About three-fourths of the way in to “How to Survive a Plague,” director David France’s documentary on the early years of the AIDS epidemic in the United States, we see footage of two leaders of ACT UP (AIDS Coalition to Unleash Power) thinking about whether they will to see a cure to the disease. Bob Rafsky answers first, without hesitation: “No. I don’t.” Peter Staley pauses for a long time. Then, “No … no.”
The Academy Award-nominated documentary, shown this past Wednesday at the Whitney Humanities Center, is a tour de force that combines these kinds of moments, conveying an urgency foreign to any domestic movement today. Activists weren’t just campaigning for better healthcare or for more investment in AIDS research. They were screaming for their lives. And those moments of raw, emotional protest are, coupled with the images of Kaposi’s sarcoma lesions and sunken cheekbones, how the film hits you.

GIVEN INFORMATION:
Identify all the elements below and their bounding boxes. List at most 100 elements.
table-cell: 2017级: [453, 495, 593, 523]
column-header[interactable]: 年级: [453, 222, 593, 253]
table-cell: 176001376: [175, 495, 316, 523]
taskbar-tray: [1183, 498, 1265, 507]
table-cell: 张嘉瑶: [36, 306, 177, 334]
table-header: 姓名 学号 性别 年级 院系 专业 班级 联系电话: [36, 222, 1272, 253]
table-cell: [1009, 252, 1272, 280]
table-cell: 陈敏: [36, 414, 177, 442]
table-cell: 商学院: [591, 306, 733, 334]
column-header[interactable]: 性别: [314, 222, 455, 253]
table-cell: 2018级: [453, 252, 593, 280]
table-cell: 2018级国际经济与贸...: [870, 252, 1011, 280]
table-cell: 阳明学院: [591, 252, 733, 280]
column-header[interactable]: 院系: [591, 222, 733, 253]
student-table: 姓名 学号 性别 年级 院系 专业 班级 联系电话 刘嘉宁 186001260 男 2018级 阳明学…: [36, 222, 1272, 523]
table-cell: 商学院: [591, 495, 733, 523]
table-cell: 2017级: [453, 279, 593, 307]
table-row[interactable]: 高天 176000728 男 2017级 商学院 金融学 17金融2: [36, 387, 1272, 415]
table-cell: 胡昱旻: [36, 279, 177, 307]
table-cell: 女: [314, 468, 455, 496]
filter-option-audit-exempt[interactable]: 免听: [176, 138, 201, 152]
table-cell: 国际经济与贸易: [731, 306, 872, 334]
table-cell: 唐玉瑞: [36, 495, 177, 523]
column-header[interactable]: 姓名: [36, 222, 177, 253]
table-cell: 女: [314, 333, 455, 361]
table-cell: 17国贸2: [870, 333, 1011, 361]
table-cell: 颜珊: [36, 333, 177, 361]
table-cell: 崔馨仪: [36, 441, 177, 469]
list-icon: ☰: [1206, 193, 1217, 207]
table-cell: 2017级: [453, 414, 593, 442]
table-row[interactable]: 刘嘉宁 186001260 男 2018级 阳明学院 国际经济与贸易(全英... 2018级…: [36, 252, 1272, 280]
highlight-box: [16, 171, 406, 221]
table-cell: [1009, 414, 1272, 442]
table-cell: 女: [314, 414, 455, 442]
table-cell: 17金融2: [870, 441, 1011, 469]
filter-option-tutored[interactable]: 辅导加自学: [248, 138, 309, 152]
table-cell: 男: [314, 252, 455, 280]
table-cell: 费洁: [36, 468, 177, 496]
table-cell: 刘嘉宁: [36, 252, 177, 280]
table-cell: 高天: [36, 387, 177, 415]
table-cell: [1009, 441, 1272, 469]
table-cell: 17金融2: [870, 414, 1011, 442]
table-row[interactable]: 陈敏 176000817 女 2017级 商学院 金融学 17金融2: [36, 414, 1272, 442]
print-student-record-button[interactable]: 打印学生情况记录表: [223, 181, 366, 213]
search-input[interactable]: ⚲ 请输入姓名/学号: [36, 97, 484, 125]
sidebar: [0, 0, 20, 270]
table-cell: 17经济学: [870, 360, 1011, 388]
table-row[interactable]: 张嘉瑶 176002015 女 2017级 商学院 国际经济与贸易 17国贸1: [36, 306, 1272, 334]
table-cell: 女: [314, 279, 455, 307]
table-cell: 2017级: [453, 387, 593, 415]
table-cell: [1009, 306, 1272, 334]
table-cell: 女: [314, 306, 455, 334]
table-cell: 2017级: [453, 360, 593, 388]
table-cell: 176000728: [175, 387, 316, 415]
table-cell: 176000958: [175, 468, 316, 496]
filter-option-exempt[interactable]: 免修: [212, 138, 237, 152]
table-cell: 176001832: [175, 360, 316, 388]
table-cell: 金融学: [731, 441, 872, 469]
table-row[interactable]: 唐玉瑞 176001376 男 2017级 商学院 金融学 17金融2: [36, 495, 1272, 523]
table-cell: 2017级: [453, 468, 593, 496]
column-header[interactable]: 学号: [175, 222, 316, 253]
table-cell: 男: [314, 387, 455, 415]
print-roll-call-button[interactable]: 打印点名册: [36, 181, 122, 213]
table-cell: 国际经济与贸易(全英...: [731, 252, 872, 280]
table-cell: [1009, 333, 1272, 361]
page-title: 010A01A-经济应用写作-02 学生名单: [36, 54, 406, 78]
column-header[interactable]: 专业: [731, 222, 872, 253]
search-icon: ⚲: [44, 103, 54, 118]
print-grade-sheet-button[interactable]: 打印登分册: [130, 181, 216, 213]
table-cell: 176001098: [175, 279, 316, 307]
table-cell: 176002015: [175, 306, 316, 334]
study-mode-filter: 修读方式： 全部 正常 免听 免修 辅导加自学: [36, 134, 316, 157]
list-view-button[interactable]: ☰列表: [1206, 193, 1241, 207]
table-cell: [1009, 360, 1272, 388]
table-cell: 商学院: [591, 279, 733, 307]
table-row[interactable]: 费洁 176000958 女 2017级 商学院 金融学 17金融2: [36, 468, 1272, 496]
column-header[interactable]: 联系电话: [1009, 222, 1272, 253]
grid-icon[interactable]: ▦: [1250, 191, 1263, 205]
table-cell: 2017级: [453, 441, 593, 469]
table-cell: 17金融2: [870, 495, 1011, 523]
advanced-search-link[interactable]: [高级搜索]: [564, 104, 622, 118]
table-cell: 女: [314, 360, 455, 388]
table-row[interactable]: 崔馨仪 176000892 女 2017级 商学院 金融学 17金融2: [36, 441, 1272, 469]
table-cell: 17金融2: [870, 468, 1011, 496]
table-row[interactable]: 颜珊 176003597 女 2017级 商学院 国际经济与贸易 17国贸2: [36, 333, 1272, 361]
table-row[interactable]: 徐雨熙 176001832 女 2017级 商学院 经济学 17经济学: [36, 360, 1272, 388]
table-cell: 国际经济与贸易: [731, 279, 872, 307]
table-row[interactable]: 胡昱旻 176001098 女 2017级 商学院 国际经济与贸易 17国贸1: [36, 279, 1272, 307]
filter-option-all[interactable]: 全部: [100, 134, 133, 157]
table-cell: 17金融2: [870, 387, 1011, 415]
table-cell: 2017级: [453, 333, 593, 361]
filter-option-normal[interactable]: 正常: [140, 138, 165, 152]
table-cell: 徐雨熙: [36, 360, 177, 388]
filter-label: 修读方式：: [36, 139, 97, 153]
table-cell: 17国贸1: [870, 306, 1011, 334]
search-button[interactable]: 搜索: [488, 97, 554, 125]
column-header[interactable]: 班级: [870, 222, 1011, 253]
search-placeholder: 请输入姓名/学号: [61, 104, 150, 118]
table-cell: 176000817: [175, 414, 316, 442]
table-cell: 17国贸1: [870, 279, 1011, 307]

PROBLEMS TO WORK ON:
**A.** Answer these questions from the film review:
(i) Who directed "How to Survive a Plague"?
(ii) Where was the documentary shown this past Wednesday?
(iii) What kind of award was the documentary nominated for?
**B.** From the film review, write out the part that opens with the words containing "The Academy Award-nominated" and closes with "film hits you.".

OUTPUTS IN ORDER:
**A.**
(i) David France
(ii) The Whitney Humanities Center
(iii) An Academy Award

**B.**
The Academy Award-nominated documentary, shown this past Wednesday at the Whitney Humanities Center, is a tour de force that combines these kinds of moments, conveying an urgency foreign to any domestic movement today. Activists weren’t just campaigning for better healthcare or for more investment in AIDS research. They were screaming for their lives. And those moments of raw, emotional protest are, coupled with the images of Kaposi’s sarcoma lesions and sunken cheekbones, how the film hits you.